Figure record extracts
[BEGIN]

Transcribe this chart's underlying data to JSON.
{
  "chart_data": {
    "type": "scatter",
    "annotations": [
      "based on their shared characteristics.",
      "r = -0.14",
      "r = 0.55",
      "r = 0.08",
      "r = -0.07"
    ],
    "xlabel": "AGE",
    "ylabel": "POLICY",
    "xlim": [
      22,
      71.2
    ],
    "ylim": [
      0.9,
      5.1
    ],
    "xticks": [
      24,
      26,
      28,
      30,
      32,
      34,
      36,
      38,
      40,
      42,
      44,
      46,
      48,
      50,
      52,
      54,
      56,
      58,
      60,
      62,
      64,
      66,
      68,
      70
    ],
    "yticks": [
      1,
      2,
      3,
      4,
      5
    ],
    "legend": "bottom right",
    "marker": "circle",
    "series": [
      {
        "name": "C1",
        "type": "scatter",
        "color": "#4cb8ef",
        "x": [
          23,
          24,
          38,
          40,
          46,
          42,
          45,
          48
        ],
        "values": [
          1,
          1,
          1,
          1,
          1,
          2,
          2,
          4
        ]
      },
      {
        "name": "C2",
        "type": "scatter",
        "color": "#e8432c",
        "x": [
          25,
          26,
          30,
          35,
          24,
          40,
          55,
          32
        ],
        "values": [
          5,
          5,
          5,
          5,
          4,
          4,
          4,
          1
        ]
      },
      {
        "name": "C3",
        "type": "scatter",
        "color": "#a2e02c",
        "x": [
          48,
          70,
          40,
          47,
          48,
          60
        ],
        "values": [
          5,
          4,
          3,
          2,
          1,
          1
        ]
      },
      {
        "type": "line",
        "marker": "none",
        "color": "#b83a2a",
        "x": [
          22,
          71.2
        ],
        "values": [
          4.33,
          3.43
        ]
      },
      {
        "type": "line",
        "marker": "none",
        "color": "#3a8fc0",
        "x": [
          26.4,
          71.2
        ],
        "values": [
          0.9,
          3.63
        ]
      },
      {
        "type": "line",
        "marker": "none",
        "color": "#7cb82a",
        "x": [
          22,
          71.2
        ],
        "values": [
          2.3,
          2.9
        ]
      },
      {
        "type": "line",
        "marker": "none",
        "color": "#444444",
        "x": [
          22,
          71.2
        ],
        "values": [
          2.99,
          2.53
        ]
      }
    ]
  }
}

[END]

Retype the records that precede this task, keeping them exactly the same.

Transcribe this chart's underlying data to JSON.
{
  "chart_data": {
    "type": "scatter",
    "annotations": [
      "based on their shared characteristics.",
      "r = -0.14",
      "r = 0.55",
      "r = 0.08",
      "r = -0.07"
    ],
    "xlabel": "AGE",
    "ylabel": "POLICY",
    "xlim": [
      22,
      71.2
    ],
    "ylim": [
      0.9,
      5.1
    ],
    "xticks": [
      24,
      26,
      28,
      30,
      32,
      34,
      36,
      38,
      40,
      42,
      44,
      46,
      48,
      50,
      52,
      54,
      56,
      58,
      60,
      62,
      64,
      66,
      68,
      70
    ],
    "yticks": [
      1,
      2,
      3,
      4,
      5
    ],
    "legend": "bottom right",
    "marker": "circle",
    "series": [
      {
        "name": "C1",
        "type": "scatter",
        "color": "#4cb8ef",
        "x": [
          23,
          24,
          38,
          40,
          46,
          42,
          45,
          48
        ],
        "values": [
          1,
          1,
          1,
          1,
          1,
          2,
          2,
          4
        ]
      },
      {
        "name": "C2",
        "type": "scatter",
        "color": "#e8432c",
        "x": [
          25,
          26,
          30,
          35,
          24,
          40,
          55,
          32
        ],
        "values": [
          5,
          5,
          5,
          5,
          4,
          4,
          4,
          1
        ]
      },
      {
        "name": "C3",
        "type": "scatter",
        "color": "#a2e02c",
        "x": [
          48,
          70,
          40,
          47,
          48,
          60
        ],
        "values": [
          5,
          4,
          3,
          2,
          1,
          1
        ]
      },
      {
        "type": "line",
        "marker": "none",
        "color": "#b83a2a",
        "x": [
          22,
          71.2
        ],
        "values": [
          4.33,
          3.43
        ]
      },
      {
        "type": "line",
        "marker": "none",
        "color": "#3a8fc0",
        "x": [
          26.4,
          71.2
        ],
        "values": [
          0.9,
          3.63
        ]
      },
      {
        "type": "line",
        "marker": "none",
        "color": "#7cb82a",
        "x": [
          22,
          71.2
        ],
        "values": [
          2.3,
          2.9
        ]
      },
      {
        "type": "line",
        "marker": "none",
        "color": "#444444",
        "x": [
          22,
          71.2
        ],
        "values": [
          2.99,
          2.53
        ]
      }
    ]
  }
}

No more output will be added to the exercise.